### TASK STATEMENT
Work out how many lines hold "this". Give the number and nothing else.

Records about charts and figures
┄┄┄┄┄┄┄┄┄┄

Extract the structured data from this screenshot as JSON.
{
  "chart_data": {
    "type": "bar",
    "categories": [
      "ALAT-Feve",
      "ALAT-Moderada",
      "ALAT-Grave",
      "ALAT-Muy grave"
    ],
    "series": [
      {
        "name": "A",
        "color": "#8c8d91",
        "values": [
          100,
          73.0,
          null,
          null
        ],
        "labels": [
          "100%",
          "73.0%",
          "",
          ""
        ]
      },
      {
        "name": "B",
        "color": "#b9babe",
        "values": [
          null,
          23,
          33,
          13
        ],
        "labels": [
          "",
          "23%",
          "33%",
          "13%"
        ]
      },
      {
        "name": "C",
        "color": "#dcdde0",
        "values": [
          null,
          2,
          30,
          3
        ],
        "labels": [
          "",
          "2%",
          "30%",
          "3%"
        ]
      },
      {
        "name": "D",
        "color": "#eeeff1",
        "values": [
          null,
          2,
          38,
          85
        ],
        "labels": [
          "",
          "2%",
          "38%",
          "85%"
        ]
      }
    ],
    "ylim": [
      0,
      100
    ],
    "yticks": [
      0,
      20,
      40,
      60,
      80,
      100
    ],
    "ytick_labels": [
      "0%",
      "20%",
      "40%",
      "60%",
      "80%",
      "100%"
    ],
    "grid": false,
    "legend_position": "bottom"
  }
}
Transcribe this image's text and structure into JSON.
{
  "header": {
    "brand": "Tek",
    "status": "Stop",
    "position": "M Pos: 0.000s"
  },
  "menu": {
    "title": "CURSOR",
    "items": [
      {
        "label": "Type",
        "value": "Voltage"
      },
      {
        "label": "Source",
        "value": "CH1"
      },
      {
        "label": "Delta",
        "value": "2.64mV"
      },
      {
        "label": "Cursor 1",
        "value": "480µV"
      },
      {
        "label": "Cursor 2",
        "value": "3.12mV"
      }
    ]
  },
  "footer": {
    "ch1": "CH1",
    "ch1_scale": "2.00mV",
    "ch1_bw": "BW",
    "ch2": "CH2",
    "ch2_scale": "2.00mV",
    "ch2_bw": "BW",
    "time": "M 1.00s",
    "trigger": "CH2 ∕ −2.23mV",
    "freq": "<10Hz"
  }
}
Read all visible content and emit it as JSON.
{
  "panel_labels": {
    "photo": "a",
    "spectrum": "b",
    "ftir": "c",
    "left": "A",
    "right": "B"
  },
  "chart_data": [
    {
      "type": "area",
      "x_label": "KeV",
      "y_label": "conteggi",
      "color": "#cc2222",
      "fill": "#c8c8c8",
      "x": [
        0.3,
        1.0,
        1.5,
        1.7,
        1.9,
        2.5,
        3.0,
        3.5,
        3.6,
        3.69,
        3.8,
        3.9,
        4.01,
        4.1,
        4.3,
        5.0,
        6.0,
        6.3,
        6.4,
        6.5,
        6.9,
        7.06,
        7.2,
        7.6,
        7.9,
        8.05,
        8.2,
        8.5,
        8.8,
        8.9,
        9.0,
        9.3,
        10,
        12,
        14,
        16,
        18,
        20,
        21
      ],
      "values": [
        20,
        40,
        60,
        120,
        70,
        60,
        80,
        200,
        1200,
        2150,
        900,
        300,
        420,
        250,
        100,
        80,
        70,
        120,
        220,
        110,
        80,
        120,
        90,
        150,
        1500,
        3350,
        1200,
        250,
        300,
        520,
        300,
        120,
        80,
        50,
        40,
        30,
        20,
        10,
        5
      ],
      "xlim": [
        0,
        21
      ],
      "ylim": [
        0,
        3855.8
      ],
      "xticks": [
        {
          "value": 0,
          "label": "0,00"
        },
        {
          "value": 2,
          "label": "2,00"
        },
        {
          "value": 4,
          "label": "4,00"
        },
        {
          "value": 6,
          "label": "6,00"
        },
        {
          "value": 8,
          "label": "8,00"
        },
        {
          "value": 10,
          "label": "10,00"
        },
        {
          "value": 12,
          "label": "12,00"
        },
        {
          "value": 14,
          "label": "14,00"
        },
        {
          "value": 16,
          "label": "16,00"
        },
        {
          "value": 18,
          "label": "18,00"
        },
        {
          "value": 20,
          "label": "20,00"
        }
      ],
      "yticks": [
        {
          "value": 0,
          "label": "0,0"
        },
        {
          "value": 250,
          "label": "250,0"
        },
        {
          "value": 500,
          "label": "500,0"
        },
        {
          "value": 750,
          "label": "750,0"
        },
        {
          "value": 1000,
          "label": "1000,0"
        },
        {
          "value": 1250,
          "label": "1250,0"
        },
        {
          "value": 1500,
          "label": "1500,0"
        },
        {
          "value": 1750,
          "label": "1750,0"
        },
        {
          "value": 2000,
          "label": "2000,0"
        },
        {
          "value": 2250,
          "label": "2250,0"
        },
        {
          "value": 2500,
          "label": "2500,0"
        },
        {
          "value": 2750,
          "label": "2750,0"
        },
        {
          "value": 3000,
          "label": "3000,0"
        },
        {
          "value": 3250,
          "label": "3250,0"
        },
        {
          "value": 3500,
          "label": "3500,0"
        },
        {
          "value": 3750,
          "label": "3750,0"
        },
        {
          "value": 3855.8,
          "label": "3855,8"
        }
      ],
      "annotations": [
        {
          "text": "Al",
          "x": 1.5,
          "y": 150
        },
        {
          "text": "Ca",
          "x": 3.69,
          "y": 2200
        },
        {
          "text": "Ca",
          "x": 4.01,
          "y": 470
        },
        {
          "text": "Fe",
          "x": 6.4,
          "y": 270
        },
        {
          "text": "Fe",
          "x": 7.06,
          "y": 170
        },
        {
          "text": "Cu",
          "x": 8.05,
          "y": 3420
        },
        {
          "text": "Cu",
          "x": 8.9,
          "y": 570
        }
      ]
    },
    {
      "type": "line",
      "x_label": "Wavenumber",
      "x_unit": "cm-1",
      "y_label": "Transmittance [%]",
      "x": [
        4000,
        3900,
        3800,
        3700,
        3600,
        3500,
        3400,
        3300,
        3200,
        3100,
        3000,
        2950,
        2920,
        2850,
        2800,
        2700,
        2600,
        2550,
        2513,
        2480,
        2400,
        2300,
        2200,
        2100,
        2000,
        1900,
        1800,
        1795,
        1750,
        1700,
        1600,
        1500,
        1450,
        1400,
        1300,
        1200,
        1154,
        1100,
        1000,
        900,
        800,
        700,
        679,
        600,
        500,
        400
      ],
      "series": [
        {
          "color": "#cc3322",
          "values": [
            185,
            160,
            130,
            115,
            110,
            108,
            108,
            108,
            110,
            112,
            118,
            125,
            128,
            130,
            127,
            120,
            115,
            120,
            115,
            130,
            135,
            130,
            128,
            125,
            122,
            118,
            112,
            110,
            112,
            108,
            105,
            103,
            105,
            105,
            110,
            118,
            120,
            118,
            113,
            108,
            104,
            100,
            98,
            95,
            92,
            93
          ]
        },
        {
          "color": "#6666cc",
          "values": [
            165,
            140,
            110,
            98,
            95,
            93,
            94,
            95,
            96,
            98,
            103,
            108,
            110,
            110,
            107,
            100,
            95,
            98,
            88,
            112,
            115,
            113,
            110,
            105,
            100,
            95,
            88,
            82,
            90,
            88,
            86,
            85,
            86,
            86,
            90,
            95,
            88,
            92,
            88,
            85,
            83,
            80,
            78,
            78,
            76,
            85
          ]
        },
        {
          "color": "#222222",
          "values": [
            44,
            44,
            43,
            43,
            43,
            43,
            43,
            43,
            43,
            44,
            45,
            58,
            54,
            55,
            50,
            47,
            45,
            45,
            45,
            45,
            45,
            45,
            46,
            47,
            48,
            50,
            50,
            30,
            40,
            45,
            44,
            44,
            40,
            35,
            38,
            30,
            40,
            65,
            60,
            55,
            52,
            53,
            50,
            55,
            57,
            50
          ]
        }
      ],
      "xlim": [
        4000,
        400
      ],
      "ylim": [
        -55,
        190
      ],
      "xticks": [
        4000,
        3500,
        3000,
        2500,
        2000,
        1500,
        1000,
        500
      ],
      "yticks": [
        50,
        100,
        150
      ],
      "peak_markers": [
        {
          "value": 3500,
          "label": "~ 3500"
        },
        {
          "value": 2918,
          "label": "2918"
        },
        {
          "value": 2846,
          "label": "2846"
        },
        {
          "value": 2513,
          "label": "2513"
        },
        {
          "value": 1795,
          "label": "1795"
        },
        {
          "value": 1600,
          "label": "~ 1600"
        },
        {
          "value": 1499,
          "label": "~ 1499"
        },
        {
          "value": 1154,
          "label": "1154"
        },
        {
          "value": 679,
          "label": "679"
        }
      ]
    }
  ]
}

┄┄┄┄┄┄┄┄┄┄

### SOLUTION
2